Data records -

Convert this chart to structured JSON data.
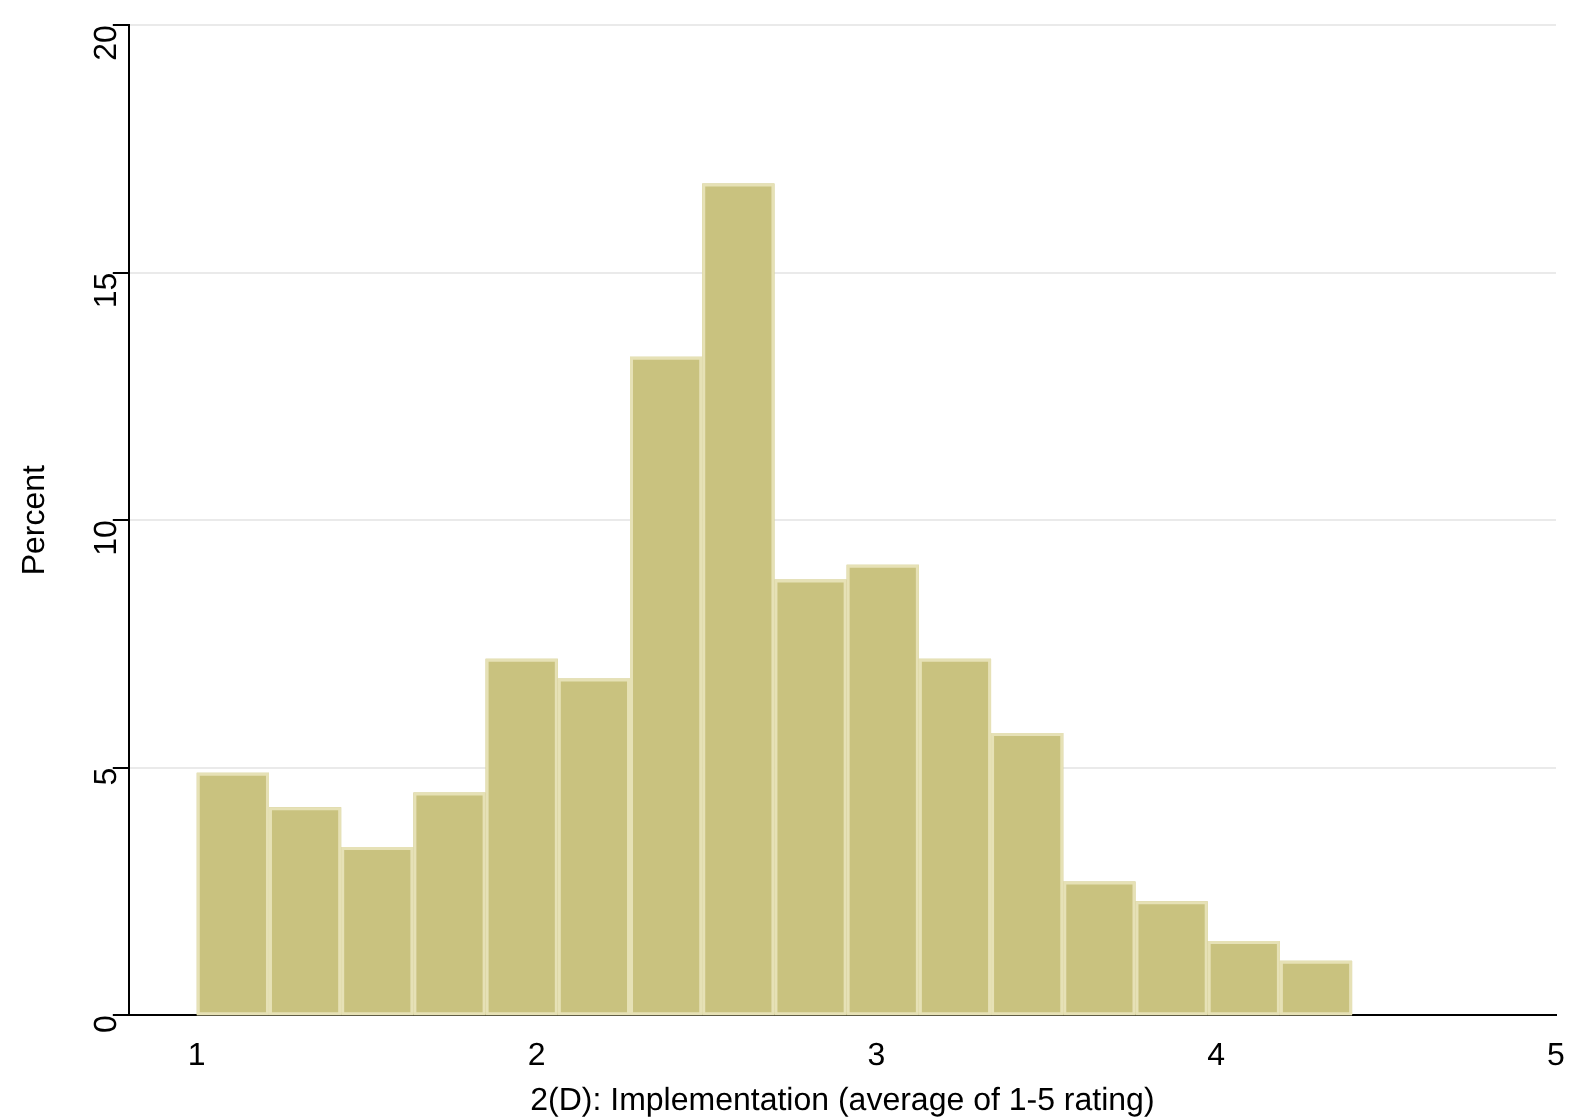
{
  "chart_data": {
    "type": "histogram",
    "xlabel": "2(D): Implementation (average of 1-5 rating)",
    "ylabel": "Percent",
    "bins": [
      1,
      1.2125,
      1.425,
      1.6375,
      1.85,
      2.0625,
      2.275,
      2.4875,
      2.7,
      2.9125,
      3.125,
      3.3375,
      3.55,
      3.7625,
      3.975,
      4.1875,
      4.4
    ],
    "values": [
      4.9,
      4.2,
      3.4,
      4.5,
      7.2,
      6.8,
      13.3,
      16.8,
      8.8,
      9.1,
      7.2,
      5.7,
      2.7,
      2.3,
      1.5,
      1.1
    ],
    "color": "#c9c27f",
    "xlim": [
      0.8,
      5
    ],
    "xticks": [
      1,
      2,
      3,
      4,
      5
    ],
    "ylim": [
      0,
      20
    ],
    "yticks": [
      0,
      5,
      10,
      15,
      20
    ],
    "grid": "y"
  }
}
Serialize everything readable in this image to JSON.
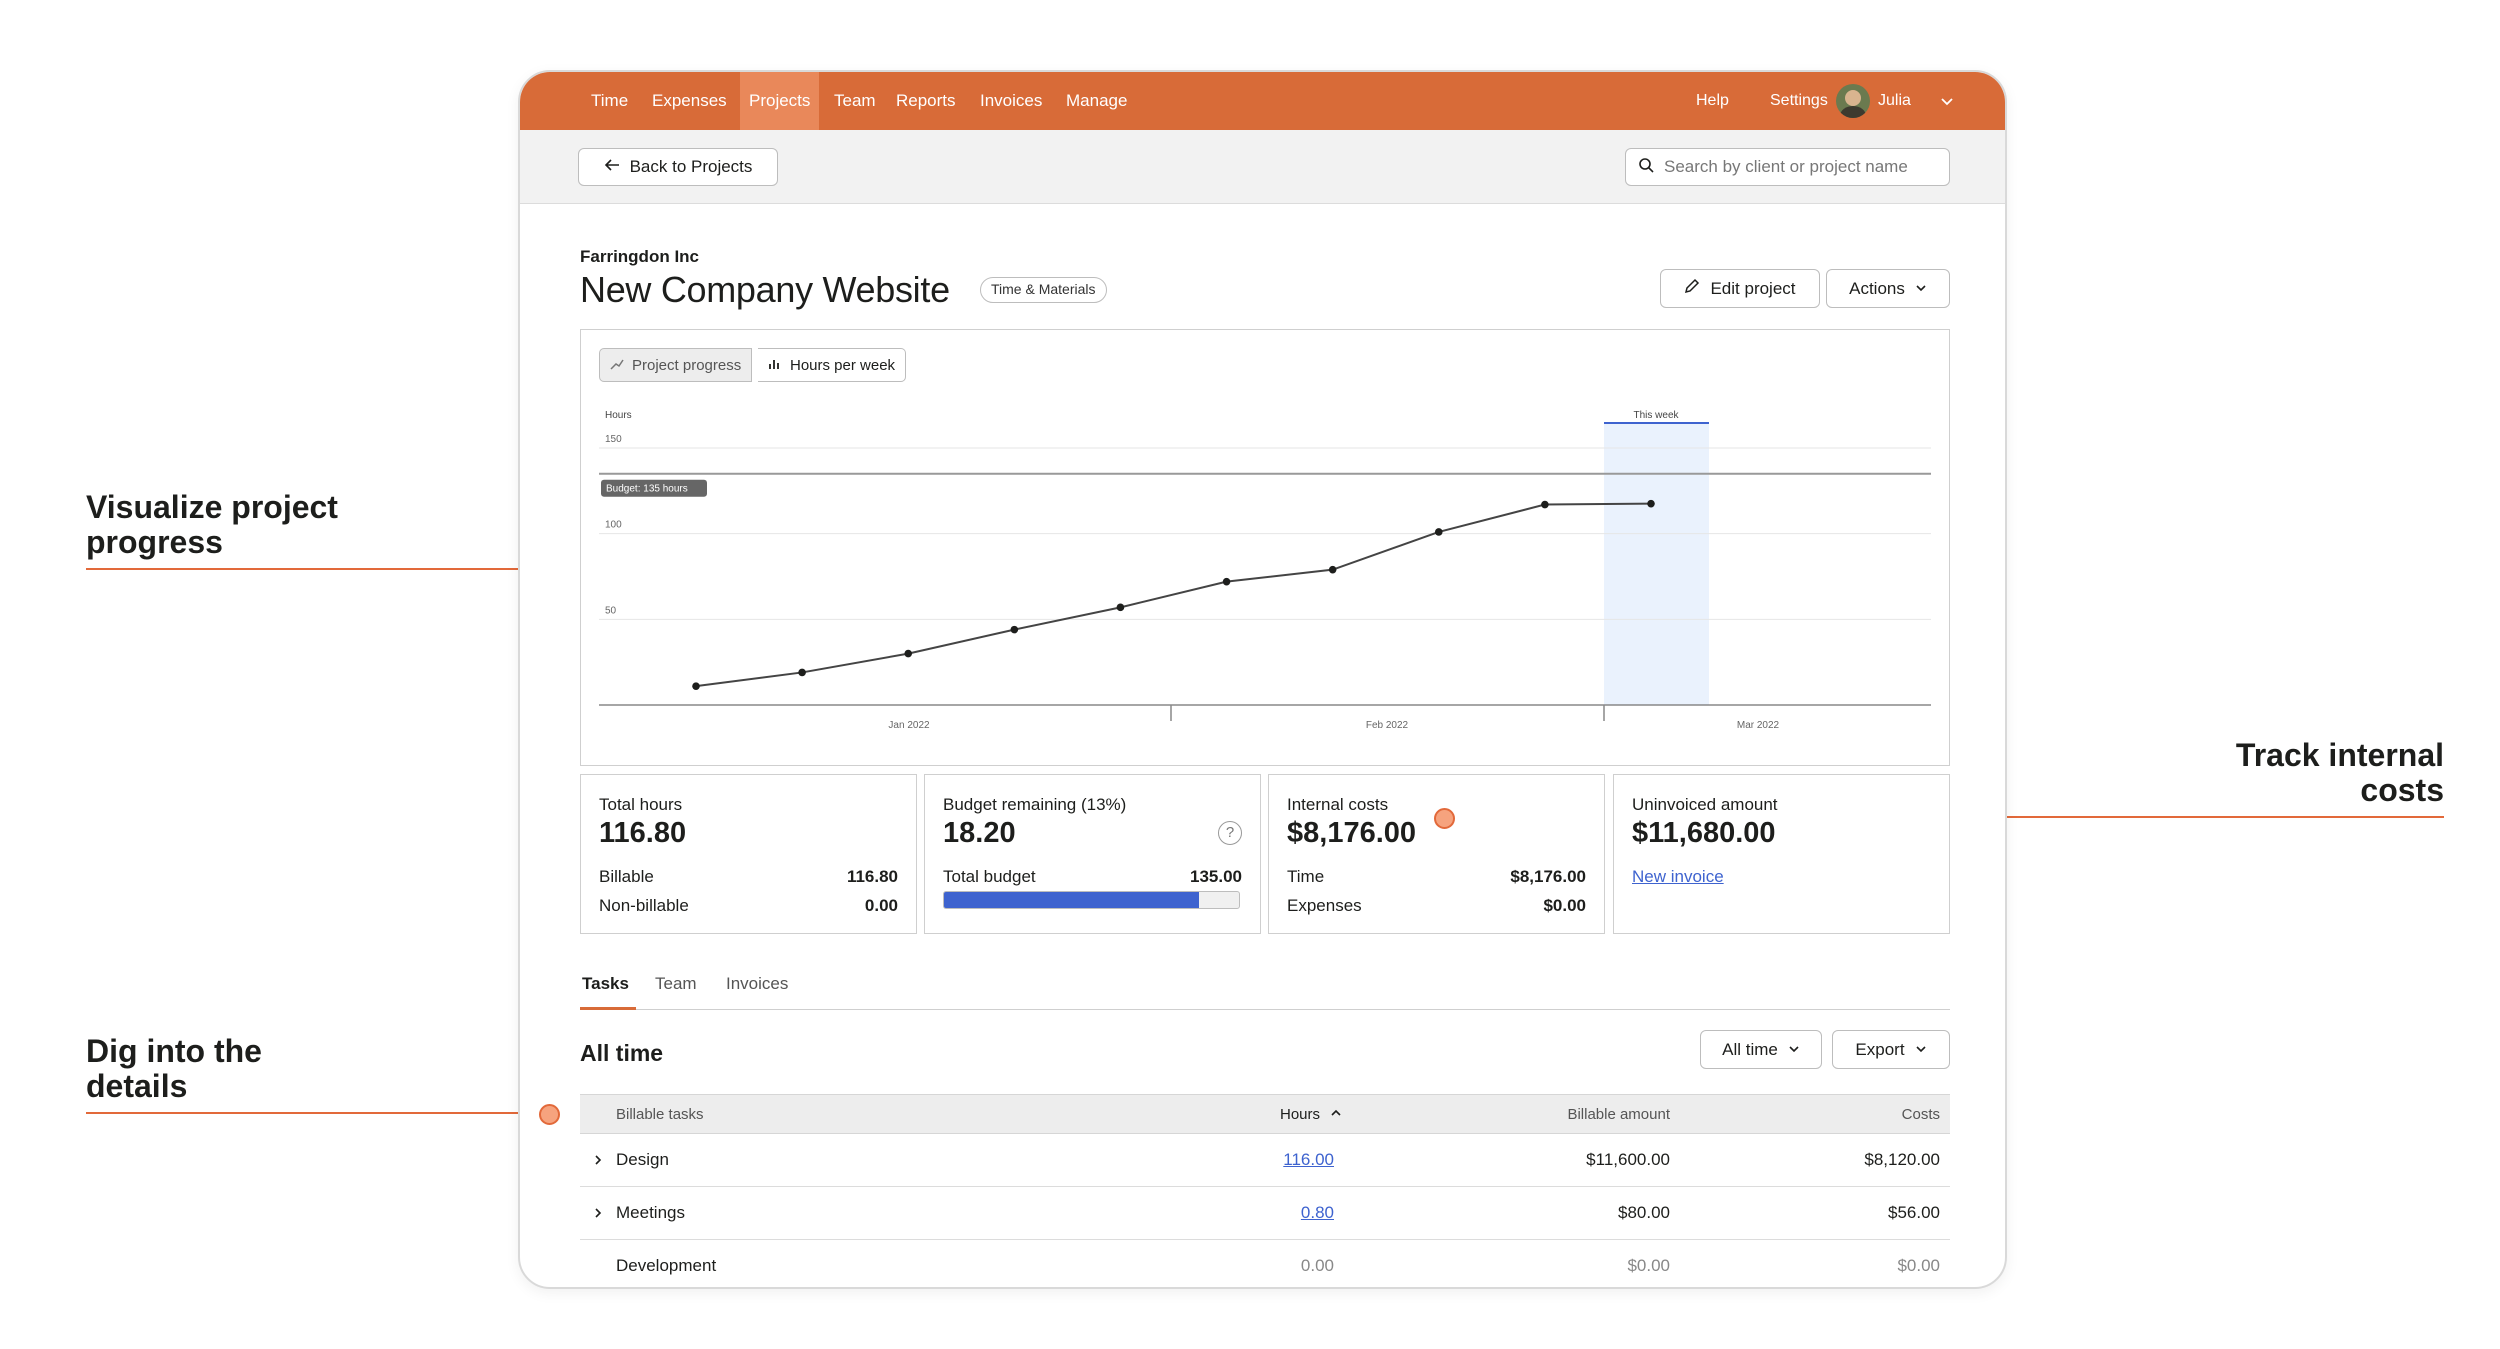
{
  "annotations": {
    "visualize": "Visualize project\nprogress",
    "track": "Track internal\ncosts",
    "dig": "Dig into the\ndetails"
  },
  "colors": {
    "brand": "#d86b38",
    "accent_blue": "#3e63cf",
    "annotation": "#e2693a"
  },
  "nav": {
    "items": [
      "Time",
      "Expenses",
      "Projects",
      "Team",
      "Reports",
      "Invoices",
      "Manage"
    ],
    "active": "Projects",
    "help": "Help",
    "settings": "Settings",
    "user": "Julia"
  },
  "subbar": {
    "back_label": "Back to Projects",
    "search_placeholder": "Search by client or project name"
  },
  "project": {
    "client": "Farringdon Inc",
    "name": "New Company Website",
    "badge": "Time & Materials",
    "edit_label": "Edit project",
    "actions_label": "Actions"
  },
  "chart_toggle": {
    "progress": "Project progress",
    "hours_week": "Hours per week"
  },
  "chart_data": {
    "type": "line",
    "ylabel": "Hours",
    "ylim": [
      0,
      150
    ],
    "yticks": [
      50,
      100,
      150
    ],
    "x_tick_labels": [
      "Jan 2022",
      "Feb 2022",
      "Mar 2022"
    ],
    "budget_line": {
      "value": 135,
      "label": "Budget: 135 hours"
    },
    "highlight_label": "This week",
    "series": [
      {
        "values": [
          11,
          19,
          30,
          44,
          57,
          72,
          79,
          101,
          117,
          117.5
        ]
      }
    ]
  },
  "cards": {
    "total_hours": {
      "label": "Total hours",
      "value": "116.80",
      "billable_label": "Billable",
      "billable_value": "116.80",
      "nonbillable_label": "Non-billable",
      "nonbillable_value": "0.00"
    },
    "budget": {
      "label": "Budget remaining (13%)",
      "value": "18.20",
      "help": "?",
      "total_label": "Total budget",
      "total_value": "135.00",
      "used_fraction": 0.865
    },
    "internal": {
      "label": "Internal costs",
      "value": "$8,176.00",
      "time_label": "Time",
      "time_value": "$8,176.00",
      "expenses_label": "Expenses",
      "expenses_value": "$0.00"
    },
    "uninvoiced": {
      "label": "Uninvoiced amount",
      "value": "$11,680.00",
      "link": "New invoice"
    }
  },
  "tabs": [
    "Tasks",
    "Team",
    "Invoices"
  ],
  "section": {
    "title": "All time",
    "filter": "All time",
    "export": "Export"
  },
  "table": {
    "headers": {
      "task": "Billable tasks",
      "hours": "Hours",
      "amount": "Billable amount",
      "costs": "Costs"
    },
    "rows": [
      {
        "task": "Design",
        "hours": "116.00",
        "amount": "$11,600.00",
        "costs": "$8,120.00"
      },
      {
        "task": "Meetings",
        "hours": "0.80",
        "amount": "$80.00",
        "costs": "$56.00"
      },
      {
        "task": "Development",
        "hours": "0.00",
        "amount": "$0.00",
        "costs": "$0.00"
      }
    ]
  }
}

What needs to be done - Across all the entries, count the lines that contain the word "week" and give the number by itself.

Solution to the exercise - 2